WHAT THIS TASK INVOLVES: Quote every line of the material beneath this one.

>> Start MATERIAL FOR THIS EXERCISE

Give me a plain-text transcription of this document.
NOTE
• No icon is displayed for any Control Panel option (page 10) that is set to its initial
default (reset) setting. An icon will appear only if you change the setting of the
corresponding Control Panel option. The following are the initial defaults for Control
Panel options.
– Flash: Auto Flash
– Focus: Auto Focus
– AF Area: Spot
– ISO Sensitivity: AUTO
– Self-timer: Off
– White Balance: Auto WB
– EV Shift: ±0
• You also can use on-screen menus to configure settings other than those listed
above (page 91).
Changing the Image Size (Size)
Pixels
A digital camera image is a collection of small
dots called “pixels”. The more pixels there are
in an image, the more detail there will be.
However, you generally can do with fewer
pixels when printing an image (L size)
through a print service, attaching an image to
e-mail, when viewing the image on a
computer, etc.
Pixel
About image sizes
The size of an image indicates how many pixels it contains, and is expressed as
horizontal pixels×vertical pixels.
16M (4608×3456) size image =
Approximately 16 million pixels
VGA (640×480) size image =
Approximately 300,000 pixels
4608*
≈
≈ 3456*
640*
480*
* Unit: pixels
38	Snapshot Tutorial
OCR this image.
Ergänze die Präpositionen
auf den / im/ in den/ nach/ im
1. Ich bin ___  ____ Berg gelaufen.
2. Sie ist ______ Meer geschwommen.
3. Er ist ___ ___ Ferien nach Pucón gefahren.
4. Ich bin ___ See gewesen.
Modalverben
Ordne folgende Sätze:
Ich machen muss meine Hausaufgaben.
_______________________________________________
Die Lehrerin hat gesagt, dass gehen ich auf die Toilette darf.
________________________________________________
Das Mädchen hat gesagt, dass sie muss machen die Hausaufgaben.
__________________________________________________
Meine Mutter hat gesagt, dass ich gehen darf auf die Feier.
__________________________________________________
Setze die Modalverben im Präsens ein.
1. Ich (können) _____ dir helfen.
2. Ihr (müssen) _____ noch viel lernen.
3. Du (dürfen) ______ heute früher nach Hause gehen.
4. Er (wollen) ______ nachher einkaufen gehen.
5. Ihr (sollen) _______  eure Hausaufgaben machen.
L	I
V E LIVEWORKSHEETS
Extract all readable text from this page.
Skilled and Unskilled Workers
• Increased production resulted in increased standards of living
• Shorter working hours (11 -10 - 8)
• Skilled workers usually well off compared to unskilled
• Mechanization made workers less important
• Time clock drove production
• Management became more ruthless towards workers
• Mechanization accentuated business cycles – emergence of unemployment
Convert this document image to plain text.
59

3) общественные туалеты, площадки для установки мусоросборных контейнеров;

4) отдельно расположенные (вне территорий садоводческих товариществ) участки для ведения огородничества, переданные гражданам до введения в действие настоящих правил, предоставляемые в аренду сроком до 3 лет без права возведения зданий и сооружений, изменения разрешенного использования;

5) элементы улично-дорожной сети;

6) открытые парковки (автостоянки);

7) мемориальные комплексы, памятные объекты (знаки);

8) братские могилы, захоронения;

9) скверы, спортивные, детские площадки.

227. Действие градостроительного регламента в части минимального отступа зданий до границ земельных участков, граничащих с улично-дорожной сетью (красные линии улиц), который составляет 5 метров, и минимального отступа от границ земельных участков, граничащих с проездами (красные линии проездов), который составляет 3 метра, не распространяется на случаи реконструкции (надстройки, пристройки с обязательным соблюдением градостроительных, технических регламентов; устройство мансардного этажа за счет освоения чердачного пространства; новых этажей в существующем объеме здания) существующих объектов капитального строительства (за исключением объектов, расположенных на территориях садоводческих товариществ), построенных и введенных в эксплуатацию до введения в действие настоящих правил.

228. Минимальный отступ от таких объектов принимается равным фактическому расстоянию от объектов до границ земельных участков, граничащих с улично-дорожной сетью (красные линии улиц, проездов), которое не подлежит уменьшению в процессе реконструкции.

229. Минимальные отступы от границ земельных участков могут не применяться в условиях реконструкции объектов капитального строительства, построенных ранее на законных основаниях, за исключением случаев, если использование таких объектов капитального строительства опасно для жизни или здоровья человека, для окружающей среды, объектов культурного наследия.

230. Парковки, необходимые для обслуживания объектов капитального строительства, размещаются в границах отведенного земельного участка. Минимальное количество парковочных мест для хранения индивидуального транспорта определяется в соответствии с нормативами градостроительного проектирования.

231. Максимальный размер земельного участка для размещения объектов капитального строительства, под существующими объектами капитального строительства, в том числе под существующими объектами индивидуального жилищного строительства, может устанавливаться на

>> End MATERIAL FOR THIS EXERCISE

WRITTEN ANSWER:
Give me a plain-text transcription of this document.
NOTE
• No icon is displayed for any Control Panel option (page 10) that is set to its initial
default (reset) setting. An icon will appear only if you change the setting of the
corresponding Control Panel option. The following are the initial defaults for Control
Panel options.
– Flash: Auto Flash
– Focus: Auto Focus
– AF Area: Spot
– ISO Sensitivity: AUTO
– Self-timer: Off
– White Balance: Auto WB
– EV Shift: ±0
• You also can use on-screen menus to configure settings other than those listed
above (page 91).
Changing the Image Size (Size)
Pixels
A digital camera image is a collection of small
dots called “pixels”. The more pixels there are
in an image, the more detail there will be.
However, you generally can do with fewer
pixels when printing an image (L size)
through a print service, attaching an image to
e-mail, when viewing the image on a
computer, etc.
Pixel
About image sizes
The size of an image indicates how many pixels it contains, and is expressed as
horizontal pixels×vertical pixels.
16M (4608×3456) size image =
Approximately 16 million pixels
VGA (640×480) size image =
Approximately 300,000 pixels
4608*
≈
≈ 3456*
640*
480*
* Unit: pixels
38	Snapshot Tutorial
OCR this image.
Ergänze die Präpositionen
auf den / im/ in den/ nach/ im
1. Ich bin ___  ____ Berg gelaufen.
2. Sie ist ______ Meer geschwommen.
3. Er ist ___ ___ Ferien nach Pucón gefahren.
4. Ich bin ___ See gewesen.
Modalverben
Ordne folgende Sätze:
Ich machen muss meine Hausaufgaben.
_______________________________________________
Die Lehrerin hat gesagt, dass gehen ich auf die Toilette darf.
________________________________________________
Das Mädchen hat gesagt, dass sie muss machen die Hausaufgaben.
__________________________________________________
Meine Mutter hat gesagt, dass ich gehen darf auf die Feier.
__________________________________________________
Setze die Modalverben im Präsens ein.
1. Ich (können) _____ dir helfen.
2. Ihr (müssen) _____ noch viel lernen.
3. Du (dürfen) ______ heute früher nach Hause gehen.
4. Er (wollen) ______ nachher einkaufen gehen.
5. Ihr (sollen) _______  eure Hausaufgaben machen.
L	I
V E LIVEWORKSHEETS
Extract all readable text from this page.
Skilled and Unskilled Workers
• Increased production resulted in increased standards of living
• Shorter working hours (11 -10 - 8)
• Skilled workers usually well off compared to unskilled
• Mechanization made workers less important
• Time clock drove production
• Management became more ruthless towards workers
• Mechanization accentuated business cycles – emergence of unemployment
Convert this document image to plain text.
59

3) общественные туалеты, площадки для установки мусоросборных контейнеров;

4) отдельно расположенные (вне территорий садоводческих товариществ) участки для ведения огородничества, переданные гражданам до введения в действие настоящих правил, предоставляемые в аренду сроком до 3 лет без права возведения зданий и сооружений, изменения разрешенного использования;

5) элементы улично-дорожной сети;

6) открытые парковки (автостоянки);

7) мемориальные комплексы, памятные объекты (знаки);

8) братские могилы, захоронения;

9) скверы, спортивные, детские площадки.

227. Действие градостроительного регламента в части минимального отступа зданий до границ земельных участков, граничащих с улично-дорожной сетью (красные линии улиц), который составляет 5 метров, и минимального отступа от границ земельных участков, граничащих с проездами (красные линии проездов), который составляет 3 метра, не распространяется на случаи реконструкции (надстройки, пристройки с обязательным соблюдением градостроительных, технических регламентов; устройство мансардного этажа за счет освоения чердачного пространства; новых этажей в существующем объеме здания) существующих объектов капитального строительства (за исключением объектов, расположенных на территориях садоводческих товариществ), построенных и введенных в эксплуатацию до введения в действие настоящих правил.

228. Минимальный отступ от таких объектов принимается равным фактическому расстоянию от объектов до границ земельных участков, граничащих с улично-дорожной сетью (красные линии улиц, проездов), которое не подлежит уменьшению в процессе реконструкции.

229. Минимальные отступы от границ земельных участков могут не применяться в условиях реконструкции объектов капитального строительства, построенных ранее на законных основаниях, за исключением случаев, если использование таких объектов капитального строительства опасно для жизни или здоровья человека, для окружающей среды, объектов культурного наследия.

230. Парковки, необходимые для обслуживания объектов капитального строительства, размещаются в границах отведенного земельного участка. Минимальное количество парковочных мест для хранения индивидуального транспорта определяется в соответствии с нормативами градостроительного проектирования.

231. Максимальный размер земельного участка для размещения объектов капитального строительства, под существующими объектами капитального строительства, в том числе под существующими объектами индивидуального жилищного строительства, может устанавливаться на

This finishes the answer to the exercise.